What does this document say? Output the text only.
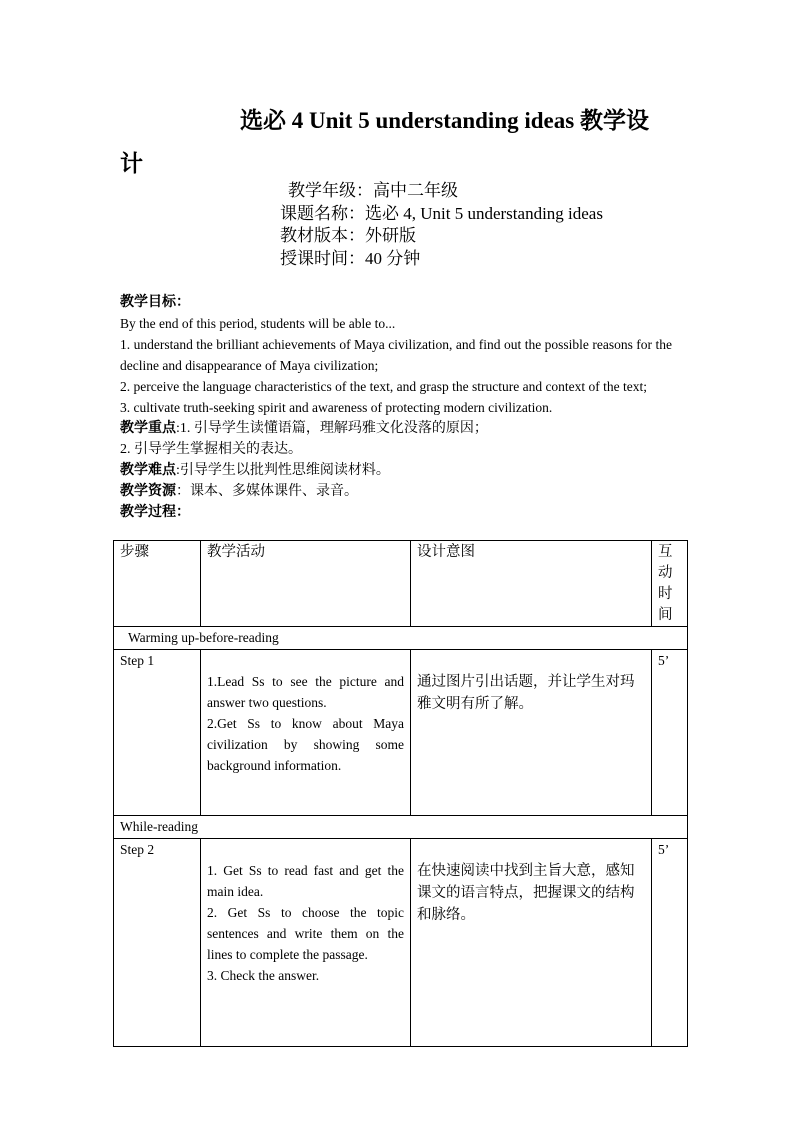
选必 4 Unit 5 understanding ideas 教学设
计
教学年级：高中二年级
课题名称：选必 4, Unit 5 understanding ideas
教材版本：外研版
授课时间：40 分钟

教学目标：

By the end of this period, students will be able to...

1. understand the brilliant achievements of Maya civilization, and find out the possible reasons for the decline and disappearance of Maya civilization;

2. perceive the language characteristics of the text, and grasp the structure and context of the text;

3. cultivate truth-seeking spirit and awareness of protecting modern civilization.

教学重点:1. 引导学生读懂语篇，理解玛雅文化没落的原因；

2. 引导学生掌握相关的表达。

教学难点:引导学生以批判性思维阅读材料。

教学资源：课本、多媒体课件、录音。

教学过程：

步骤	教学活动	设计意图	互动时间

Warming up-before-reading			
Step 1	1.Lead Ss to see the picture and answer two questions.
2.Get Ss to know about Maya civilization by showing some background information.	通过图片引出话题，并让学生对玛雅文明有所了解。	5’
While-reading			
Step 2	1. Get Ss to read fast and get the main idea.
2. Get Ss to choose the topic sentences and write them on the lines to complete the passage.
3. Check the answer.	在快速阅读中找到主旨大意，感知课文的语言特点，把握课文的结构和脉络。	5’
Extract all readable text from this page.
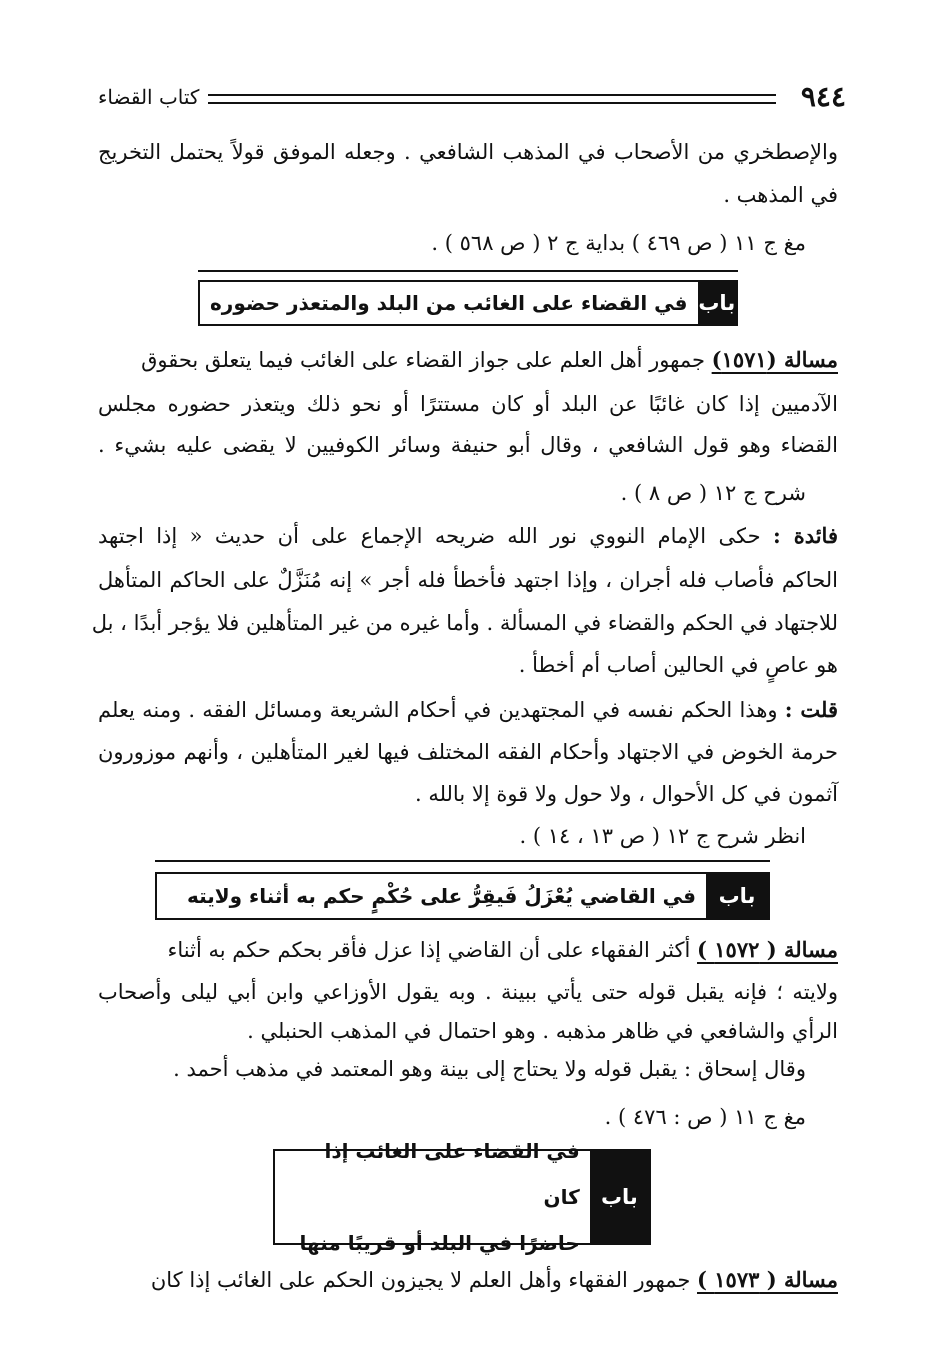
٩٤٤
كتاب القضاء
والإصطخري من الأصحاب في المذهب الشافعي . وجعله الموفق قولاً يحتمل التخريج
في المذهب .
مغ ج ١١ ( ص ٤٦٩ ) بداية ج ٢ ( ص ٥٦٨ ) .
باب
في القضاء على الغائب من البلد والمتعذر حضوره
مسالة (١٥٧١) جمهور أهل العلم على جواز القضاء على الغائب فيما يتعلق بحقوق
الآدميين إذا كان غائبًا عن البلد أو كان مستترًا أو نحو ذلك ويتعذر حضوره مجلس
القضاء وهو قول الشافعي ، وقال أبو حنيفة وسائر الكوفيين لا يقضى عليه بشيء .
شرح ج ١٢ ( ص ٨ ) .
فائدة : حكى الإمام النووي نور الله ضريحه الإجماع على أن حديث « إذا اجتهد
الحاكم فأصاب فله أجران ، وإذا اجتهد فأخطأ فله أجر » إنه مُنَزَّلٌ على الحاكم المتأهل
للاجتهاد في الحكم والقضاء في المسألة . وأما غيره من غير المتأهلين فلا يؤجر أبدًا ، بل
هو عاصٍ في الحالين أصاب أم أخطأ .
قلت : وهذا الحكم نفسه في المجتهدين في أحكام الشريعة ومسائل الفقه . ومنه يعلم
حرمة الخوض في الاجتهاد وأحكام الفقه المختلف فيها لغير المتأهلين ، وأنهم موزورون
آثمون في كل الأحوال ، ولا حول ولا قوة إلا بالله .
انظر شرح ج ١٢ ( ص ١٣ ، ١٤ ) .
باب
في القاضي يُعْزَلُ فَيقِرُّ على حُكْمٍ حكم به أثناء ولايته
مسالة ( ١٥٧٢ ) أكثر الفقهاء على أن القاضي إذا عزل فأقر بحكم حكم به أثناء
ولايته ؛ فإنه يقبل قوله حتى يأتي ببينة . وبه يقول الأوزاعي وابن أبي ليلى وأصحاب
الرأي والشافعي في ظاهر مذهبه . وهو احتمال في المذهب الحنبلي .
وقال إسحاق : يقبل قوله ولا يحتاج إلى بينة وهو المعتمد في مذهب أحمد .
مغ ج ١١ ( ص : ٤٧٦ ) .
باب
في القضاء على الغائب إذا كان
حاضرًا في البلد أو قريبًا منها
مسالة ( ١٥٧٣ ) جمهور الفقهاء وأهل العلم لا يجيزون الحكم على الغائب إذا كان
__________________________________________________
# Objective
Write out the full listing verbatim, excluding its pictures.

# Exercise result
What does this document say? Output the text only.
选必 4 Unit 5 understanding ideas 教学设
计
教学年级：高中二年级
课题名称：选必 4, Unit 5 understanding ideas
教材版本：外研版
授课时间：40 分钟

教学目标：

By the end of this period, students will be able to...

1. understand the brilliant achievements of Maya civilization, and find out the possible reasons for the decline and disappearance of Maya civilization;

2. perceive the language characteristics of the text, and grasp the structure and context of the text;

3. cultivate truth-seeking spirit and awareness of protecting modern civilization.

教学重点:1. 引导学生读懂语篇，理解玛雅文化没落的原因；

2. 引导学生掌握相关的表达。

教学难点:引导学生以批判性思维阅读材料。

教学资源：课本、多媒体课件、录音。

教学过程：

步骤	教学活动	设计意图	互动时间

Warming up-before-reading			
Step 1	1.Lead Ss to see the picture and answer two questions.
2.Get Ss to know about Maya civilization by showing some background information.	通过图片引出话题，并让学生对玛雅文明有所了解。	5’
While-reading			
Step 2	1. Get Ss to read fast and get the main idea.
2. Get Ss to choose the topic sentences and write them on the lines to complete the passage.
3. Check the answer.	在快速阅读中找到主旨大意，感知课文的语言特点，把握课文的结构和脉络。	5’
Extract all readable text from this page.
٩٤٤
كتاب القضاء
والإصطخري من الأصحاب في المذهب الشافعي . وجعله الموفق قولاً يحتمل التخريج
في المذهب .
مغ ج ١١ ( ص ٤٦٩ ) بداية ج ٢ ( ص ٥٦٨ ) .
باب
في القضاء على الغائب من البلد والمتعذر حضوره
مسالة (١٥٧١) جمهور أهل العلم على جواز القضاء على الغائب فيما يتعلق بحقوق
الآدميين إذا كان غائبًا عن البلد أو كان مستترًا أو نحو ذلك ويتعذر حضوره مجلس
القضاء وهو قول الشافعي ، وقال أبو حنيفة وسائر الكوفيين لا يقضى عليه بشيء .
شرح ج ١٢ ( ص ٨ ) .
فائدة : حكى الإمام النووي نور الله ضريحه الإجماع على أن حديث « إذا اجتهد
الحاكم فأصاب فله أجران ، وإذا اجتهد فأخطأ فله أجر » إنه مُنَزَّلٌ على الحاكم المتأهل
للاجتهاد في الحكم والقضاء في المسألة . وأما غيره من غير المتأهلين فلا يؤجر أبدًا ، بل
هو عاصٍ في الحالين أصاب أم أخطأ .
قلت : وهذا الحكم نفسه في المجتهدين في أحكام الشريعة ومسائل الفقه . ومنه يعلم
حرمة الخوض في الاجتهاد وأحكام الفقه المختلف فيها لغير المتأهلين ، وأنهم موزورون
آثمون في كل الأحوال ، ولا حول ولا قوة إلا بالله .
انظر شرح ج ١٢ ( ص ١٣ ، ١٤ ) .
باب
في القاضي يُعْزَلُ فَيقِرُّ على حُكْمٍ حكم به أثناء ولايته
مسالة ( ١٥٧٢ ) أكثر الفقهاء على أن القاضي إذا عزل فأقر بحكم حكم به أثناء
ولايته ؛ فإنه يقبل قوله حتى يأتي ببينة . وبه يقول الأوزاعي وابن أبي ليلى وأصحاب
الرأي والشافعي في ظاهر مذهبه . وهو احتمال في المذهب الحنبلي .
وقال إسحاق : يقبل قوله ولا يحتاج إلى بينة وهو المعتمد في مذهب أحمد .
مغ ج ١١ ( ص : ٤٧٦ ) .
باب
في القضاء على الغائب إذا كان
حاضرًا في البلد أو قريبًا منها
مسالة ( ١٥٧٣ ) جمهور الفقهاء وأهل العلم لا يجيزون الحكم على الغائب إذا كان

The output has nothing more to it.